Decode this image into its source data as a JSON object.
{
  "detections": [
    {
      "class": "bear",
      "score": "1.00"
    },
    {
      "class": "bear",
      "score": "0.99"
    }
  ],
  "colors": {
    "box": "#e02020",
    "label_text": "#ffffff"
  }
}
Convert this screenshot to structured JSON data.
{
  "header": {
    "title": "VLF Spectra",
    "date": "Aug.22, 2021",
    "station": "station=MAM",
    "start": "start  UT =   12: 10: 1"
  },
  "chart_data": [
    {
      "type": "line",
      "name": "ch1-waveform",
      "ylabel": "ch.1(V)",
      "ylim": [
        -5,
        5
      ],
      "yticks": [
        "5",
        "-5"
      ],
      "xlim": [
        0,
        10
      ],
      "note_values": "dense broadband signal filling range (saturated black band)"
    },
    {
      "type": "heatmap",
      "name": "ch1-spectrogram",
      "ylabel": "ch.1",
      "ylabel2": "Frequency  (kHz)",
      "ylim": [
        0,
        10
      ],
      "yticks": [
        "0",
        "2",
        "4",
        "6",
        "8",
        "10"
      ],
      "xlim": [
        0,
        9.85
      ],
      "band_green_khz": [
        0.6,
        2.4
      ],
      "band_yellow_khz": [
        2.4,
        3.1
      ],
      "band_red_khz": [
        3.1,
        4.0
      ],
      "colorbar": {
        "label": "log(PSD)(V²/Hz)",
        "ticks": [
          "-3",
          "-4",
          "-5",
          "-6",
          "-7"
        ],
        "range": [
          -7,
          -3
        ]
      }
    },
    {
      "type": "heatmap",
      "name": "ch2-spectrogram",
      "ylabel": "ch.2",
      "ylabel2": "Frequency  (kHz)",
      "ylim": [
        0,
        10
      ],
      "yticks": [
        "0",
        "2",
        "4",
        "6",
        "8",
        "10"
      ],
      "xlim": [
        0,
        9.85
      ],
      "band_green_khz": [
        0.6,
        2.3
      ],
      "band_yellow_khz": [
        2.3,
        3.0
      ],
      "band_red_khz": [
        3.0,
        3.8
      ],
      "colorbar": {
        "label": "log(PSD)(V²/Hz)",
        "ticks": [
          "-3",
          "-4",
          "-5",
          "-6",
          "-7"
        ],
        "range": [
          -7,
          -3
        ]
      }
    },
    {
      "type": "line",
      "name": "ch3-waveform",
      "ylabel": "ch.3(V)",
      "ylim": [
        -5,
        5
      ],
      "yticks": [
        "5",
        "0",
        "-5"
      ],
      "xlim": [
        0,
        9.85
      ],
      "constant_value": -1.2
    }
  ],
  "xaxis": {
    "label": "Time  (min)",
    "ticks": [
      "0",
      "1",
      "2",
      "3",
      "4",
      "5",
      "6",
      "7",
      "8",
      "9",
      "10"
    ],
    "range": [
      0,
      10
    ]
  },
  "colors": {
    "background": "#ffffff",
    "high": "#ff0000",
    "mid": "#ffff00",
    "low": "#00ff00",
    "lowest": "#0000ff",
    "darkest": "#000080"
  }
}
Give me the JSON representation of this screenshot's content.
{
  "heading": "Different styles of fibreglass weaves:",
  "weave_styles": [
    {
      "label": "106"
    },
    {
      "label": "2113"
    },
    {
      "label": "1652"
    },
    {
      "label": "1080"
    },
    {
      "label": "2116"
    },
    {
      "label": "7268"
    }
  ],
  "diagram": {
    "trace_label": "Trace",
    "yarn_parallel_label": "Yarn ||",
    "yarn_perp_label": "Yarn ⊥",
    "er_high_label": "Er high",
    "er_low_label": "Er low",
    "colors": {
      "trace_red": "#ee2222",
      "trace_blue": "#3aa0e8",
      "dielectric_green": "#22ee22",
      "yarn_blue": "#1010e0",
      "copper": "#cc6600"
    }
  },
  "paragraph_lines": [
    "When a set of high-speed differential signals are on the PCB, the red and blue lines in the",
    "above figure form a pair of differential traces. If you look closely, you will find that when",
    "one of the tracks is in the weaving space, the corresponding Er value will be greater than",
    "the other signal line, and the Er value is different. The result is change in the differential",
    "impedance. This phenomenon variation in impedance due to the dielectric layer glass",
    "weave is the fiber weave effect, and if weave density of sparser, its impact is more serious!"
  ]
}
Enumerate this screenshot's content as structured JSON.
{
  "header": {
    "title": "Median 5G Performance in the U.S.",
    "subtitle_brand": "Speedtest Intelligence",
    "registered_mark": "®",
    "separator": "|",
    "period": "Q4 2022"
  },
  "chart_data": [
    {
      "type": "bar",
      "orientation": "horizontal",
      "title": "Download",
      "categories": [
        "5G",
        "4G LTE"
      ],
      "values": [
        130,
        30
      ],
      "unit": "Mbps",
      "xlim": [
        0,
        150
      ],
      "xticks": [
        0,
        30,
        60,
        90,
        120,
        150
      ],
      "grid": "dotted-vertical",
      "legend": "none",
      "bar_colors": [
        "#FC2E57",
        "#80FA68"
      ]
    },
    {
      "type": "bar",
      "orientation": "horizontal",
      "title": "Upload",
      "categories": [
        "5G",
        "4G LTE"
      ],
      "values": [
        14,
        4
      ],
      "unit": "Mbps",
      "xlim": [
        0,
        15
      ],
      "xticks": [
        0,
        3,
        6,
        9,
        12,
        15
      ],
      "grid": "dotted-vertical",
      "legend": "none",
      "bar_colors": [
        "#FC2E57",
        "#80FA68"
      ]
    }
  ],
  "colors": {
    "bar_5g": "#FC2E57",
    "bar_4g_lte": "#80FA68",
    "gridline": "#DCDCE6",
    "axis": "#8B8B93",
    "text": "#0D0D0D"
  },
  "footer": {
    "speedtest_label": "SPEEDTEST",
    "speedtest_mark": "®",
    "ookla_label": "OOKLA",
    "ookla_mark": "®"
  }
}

○ ○ ○

▶ [GIVEN PROBLEM]
Return from the data every line that holds "ffffff".

▶ [EXERCISE ANSWER]
    "label_text": "#ffffff"
    "background": "#ffffff",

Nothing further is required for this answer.